→ Material de apoio:
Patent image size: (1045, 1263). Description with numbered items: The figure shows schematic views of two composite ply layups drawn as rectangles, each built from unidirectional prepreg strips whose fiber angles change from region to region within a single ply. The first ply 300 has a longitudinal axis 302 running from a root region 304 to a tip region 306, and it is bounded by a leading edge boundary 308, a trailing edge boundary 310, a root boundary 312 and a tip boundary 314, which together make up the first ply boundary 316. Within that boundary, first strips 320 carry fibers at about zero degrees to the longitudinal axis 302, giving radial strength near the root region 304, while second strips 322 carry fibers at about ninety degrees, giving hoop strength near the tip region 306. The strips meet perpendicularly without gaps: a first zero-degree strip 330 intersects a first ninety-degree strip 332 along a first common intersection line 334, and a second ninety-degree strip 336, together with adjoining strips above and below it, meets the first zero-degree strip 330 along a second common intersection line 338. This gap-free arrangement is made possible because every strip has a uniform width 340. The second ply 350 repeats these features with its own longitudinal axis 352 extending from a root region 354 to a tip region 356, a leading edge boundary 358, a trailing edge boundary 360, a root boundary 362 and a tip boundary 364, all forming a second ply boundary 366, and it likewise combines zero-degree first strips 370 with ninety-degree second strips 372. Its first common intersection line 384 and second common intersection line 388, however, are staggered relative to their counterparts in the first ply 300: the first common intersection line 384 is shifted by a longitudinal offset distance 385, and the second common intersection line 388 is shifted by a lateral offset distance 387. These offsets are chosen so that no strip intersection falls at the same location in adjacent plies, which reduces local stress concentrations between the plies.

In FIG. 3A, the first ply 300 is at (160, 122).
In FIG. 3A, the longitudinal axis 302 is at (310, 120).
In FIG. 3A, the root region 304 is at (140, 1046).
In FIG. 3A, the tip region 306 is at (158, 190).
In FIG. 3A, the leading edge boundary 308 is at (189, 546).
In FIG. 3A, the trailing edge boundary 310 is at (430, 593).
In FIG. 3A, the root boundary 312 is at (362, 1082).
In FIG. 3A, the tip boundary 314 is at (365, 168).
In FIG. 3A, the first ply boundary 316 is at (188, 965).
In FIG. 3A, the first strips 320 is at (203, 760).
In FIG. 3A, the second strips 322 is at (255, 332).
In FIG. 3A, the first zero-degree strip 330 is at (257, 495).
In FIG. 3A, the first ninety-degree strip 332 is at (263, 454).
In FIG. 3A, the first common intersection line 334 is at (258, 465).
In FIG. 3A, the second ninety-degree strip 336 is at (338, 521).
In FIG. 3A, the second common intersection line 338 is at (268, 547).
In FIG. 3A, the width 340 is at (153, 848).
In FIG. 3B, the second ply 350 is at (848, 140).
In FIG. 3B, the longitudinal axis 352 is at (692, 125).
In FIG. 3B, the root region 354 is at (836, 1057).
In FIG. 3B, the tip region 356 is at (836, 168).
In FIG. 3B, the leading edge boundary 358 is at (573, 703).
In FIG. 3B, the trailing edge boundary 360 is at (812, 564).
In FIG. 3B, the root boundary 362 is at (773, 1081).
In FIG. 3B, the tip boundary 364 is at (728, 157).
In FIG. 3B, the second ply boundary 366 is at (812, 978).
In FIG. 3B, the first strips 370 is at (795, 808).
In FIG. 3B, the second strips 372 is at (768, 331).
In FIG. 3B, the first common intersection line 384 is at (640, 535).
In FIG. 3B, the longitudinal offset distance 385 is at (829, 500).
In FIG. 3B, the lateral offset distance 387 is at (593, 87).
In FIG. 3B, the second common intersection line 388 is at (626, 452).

→ Requisitos da tarefa: Apresente cada linha da listagem acima em que aparece a sequência de caracteres "zero".

→ Resposta completa:
Patent image size: (1045, 1263). Description with numbered items: The figure shows schematic views of two composite ply layups drawn as rectangles, each built from unidirectional prepreg strips whose fiber angles change from region to region within a single ply. The first ply 300 has a longitudinal axis 302 running from a root region 304 to a tip region 306, and it is bounded by a leading edge boundary 308, a trailing edge boundary 310, a root boundary 312 and a tip boundary 314, which together make up the first ply boundary 316. Within that boundary, first strips 320 carry fibers at about zero degrees to the longitudinal axis 302, giving radial strength near the root region 304, while second strips 322 carry fibers at about ninety degrees, giving hoop strength near the tip region 306. The strips meet perpendicularly without gaps: a first zero-degree strip 330 intersects a first ninety-degree strip 332 along a first common intersection line 334, and a second ninety-degree strip 336, together with adjoining strips above and below it, meets the first zero-degree strip 330 along a second common intersection line 338. This gap-free arrangement is made possible because every strip has a uniform width 340. The second ply 350 repeats these features with its own longitudinal axis 352 extending from a root region 354 to a tip region 356, a leading edge boundary 358, a trailing edge boundary 360, a root boundary 362 and a tip boundary 364, all forming a second ply boundary 366, and it likewise combines zero-degree first strips 370 with ninety-degree second strips 372. Its first common intersection line 384 and second common intersection line 388, however, are staggered relative to their counterparts in the first ply 300: the first common intersection line 384 is shifted by a longitudinal offset distance 385, and the second common intersection line 388 is shifted by a lateral offset distance 387. These offsets are chosen so that no strip intersection falls at the same location in adjacent plies, which reduces local stress concentrations between the plies.
In FIG. 3A, the first zero-degree strip 330 is at (257, 495).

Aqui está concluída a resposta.